* START Passage shown *
Spiced Pumpkin Cake:
2 1/2 cups unbleached all-purpose flour
1 1/2 cups sugar
1/2 cup brown sugar
1/2 teaspoon salt
1 Tbsp baking soda
1 Tbsp cinnamon
1 tsp cardamom
1 tsp ground ginger
1/4 teaspoon ground clove
1/2 teaspoon grated nutmeg
1 1/2 cups vegetable oil
4 large eggs, lightly beaten
1 Tbsp vanilla extract
1 1/2 cups shelled pecans, roughly chopped
1 1/2 cups sweetened, shredded coconut
1 cup of finely grated carrots
1 cup grated butternut squash
1 cup of canned, pureed pumpkin

Preheat oven to 350 degrees F

In a large bowl whisk together the flour, baking soda, salt, and spices. Set aside. With a mixer, beat the eggs until frothy and pale. Gradually add the sugars and beat for a few minutes, until the batter is thick. Add the oil in a steady stream and then beat in the vanilla extract. Add the flour mixture and pumpkin alternatively and beat on low just until incorporated. Add the veg, pecans, and coconut and mix just to combine. Evenly divide the batter between three greased cake pans and bake for 30 minutes or until a toothpick inserted in the center comes out clean. Remove from oven and let cool on a wire rack. After about 5 -10 minutes invert the cakes onto the wire rack and let them cool completely before frosting.

Pumpkin Cream Cheese Frosting


3 cups unsalted butter, softened
16 oz cream cheese, softened
1/2 cup light brown sugar, packed
2 teaspoons vanilla extract
1 1/2 teaspoons orange zest
pinch of salt
2 cups powdered sugar
2 tablespoons canned pureed pumpkin
2-3 cups sweetened coconut flakes, lightly toasted
7-8 halved pecans


Cream the cream cheese in an electric mixer until light and a little fluffy, add the butter, beating for 1-2 minutes, or until combined. Add the brown sugar, pinch of salt, zest and vanilla extract, and beat until combined. Turn the mixer to low and add the powdered sugar and pumpkin puree alternatively. Turn the mixer on a low speed so it doesn't blow out everywhere.
* END Passage shown *
● Given request 1: Please write out the saved entries from their first line through the line containing "cancel-button[interactable]: 取消 bbox=[414, 327, 487, 349]", including both of those lines.
The recipe and the saved entries have nothing to do with each other.
* START Records for this exercise *
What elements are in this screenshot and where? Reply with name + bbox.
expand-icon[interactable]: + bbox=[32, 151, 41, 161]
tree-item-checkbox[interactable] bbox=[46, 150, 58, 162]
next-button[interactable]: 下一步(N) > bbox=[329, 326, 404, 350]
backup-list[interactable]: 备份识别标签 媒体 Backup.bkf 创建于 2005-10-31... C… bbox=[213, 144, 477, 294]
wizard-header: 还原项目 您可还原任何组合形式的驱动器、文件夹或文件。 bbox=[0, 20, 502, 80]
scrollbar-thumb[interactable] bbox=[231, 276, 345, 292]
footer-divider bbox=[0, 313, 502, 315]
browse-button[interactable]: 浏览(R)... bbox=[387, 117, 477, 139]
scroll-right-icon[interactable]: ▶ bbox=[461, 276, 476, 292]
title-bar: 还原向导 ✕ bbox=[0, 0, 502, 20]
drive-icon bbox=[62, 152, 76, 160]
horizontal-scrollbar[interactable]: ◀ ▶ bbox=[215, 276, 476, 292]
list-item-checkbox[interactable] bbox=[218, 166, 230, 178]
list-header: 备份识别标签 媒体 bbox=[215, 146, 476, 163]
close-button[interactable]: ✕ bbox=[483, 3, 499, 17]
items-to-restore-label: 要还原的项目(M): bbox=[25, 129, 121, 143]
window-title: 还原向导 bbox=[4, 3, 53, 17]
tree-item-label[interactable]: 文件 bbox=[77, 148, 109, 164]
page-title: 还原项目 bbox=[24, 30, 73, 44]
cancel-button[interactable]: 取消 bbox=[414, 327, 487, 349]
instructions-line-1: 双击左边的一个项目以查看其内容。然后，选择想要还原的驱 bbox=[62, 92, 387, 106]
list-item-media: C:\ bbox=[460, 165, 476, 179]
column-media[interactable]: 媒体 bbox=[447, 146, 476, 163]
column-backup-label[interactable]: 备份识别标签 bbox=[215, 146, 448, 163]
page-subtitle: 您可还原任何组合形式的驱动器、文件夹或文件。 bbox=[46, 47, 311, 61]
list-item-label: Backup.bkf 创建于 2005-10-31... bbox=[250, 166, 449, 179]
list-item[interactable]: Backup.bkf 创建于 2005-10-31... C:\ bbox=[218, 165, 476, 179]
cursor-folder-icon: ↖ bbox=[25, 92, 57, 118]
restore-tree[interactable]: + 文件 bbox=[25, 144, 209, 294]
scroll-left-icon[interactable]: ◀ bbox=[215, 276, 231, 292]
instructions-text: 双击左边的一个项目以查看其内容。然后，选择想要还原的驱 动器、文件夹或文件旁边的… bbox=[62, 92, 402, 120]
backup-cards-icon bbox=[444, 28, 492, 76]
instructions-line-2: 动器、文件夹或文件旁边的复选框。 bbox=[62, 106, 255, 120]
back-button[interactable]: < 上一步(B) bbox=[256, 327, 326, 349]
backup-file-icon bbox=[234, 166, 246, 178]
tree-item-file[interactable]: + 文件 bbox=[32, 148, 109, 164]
* END Records for this exercise *
● Given request 2: Using the pumpkin cake recipe, state whether each statement agrees with it, answering yes or no and quoting the words that decide it: (a) The cake batter is divided among three greased cake pans. (b) The oven is preheated to 375 degrees F. (c) The frosting calls for 8 oz of cream cheese.

● Task result 1:
What elements are in this screenshot and where? Reply with name + bbox.
expand-icon[interactable]: + bbox=[32, 151, 41, 161]
tree-item-checkbox[interactable] bbox=[46, 150, 58, 162]
next-button[interactable]: 下一步(N) > bbox=[329, 326, 404, 350]
backup-list[interactable]: 备份识别标签 媒体 Backup.bkf 创建于 2005-10-31... C… bbox=[213, 144, 477, 294]
wizard-header: 还原项目 您可还原任何组合形式的驱动器、文件夹或文件。 bbox=[0, 20, 502, 80]
scrollbar-thumb[interactable] bbox=[231, 276, 345, 292]
footer-divider bbox=[0, 313, 502, 315]
browse-button[interactable]: 浏览(R)... bbox=[387, 117, 477, 139]
scroll-right-icon[interactable]: ▶ bbox=[461, 276, 476, 292]
title-bar: 还原向导 ✕ bbox=[0, 0, 502, 20]
drive-icon bbox=[62, 152, 76, 160]
horizontal-scrollbar[interactable]: ◀ ▶ bbox=[215, 276, 476, 292]
list-item-checkbox[interactable] bbox=[218, 166, 230, 178]
list-header: 备份识别标签 媒体 bbox=[215, 146, 476, 163]
close-button[interactable]: ✕ bbox=[483, 3, 499, 17]
items-to-restore-label: 要还原的项目(M): bbox=[25, 129, 121, 143]
window-title: 还原向导 bbox=[4, 3, 53, 17]
tree-item-label[interactable]: 文件 bbox=[77, 148, 109, 164]
page-title: 还原项目 bbox=[24, 30, 73, 44]
cancel-button[interactable]: 取消 bbox=[414, 327, 487, 349]

● Task result 2:
(a) Yes: "Evenly divide the batter between three greased cake pans"
(b) No: "Preheat oven to 350 degrees F"
(c) No: "16 oz cream cheese, softened"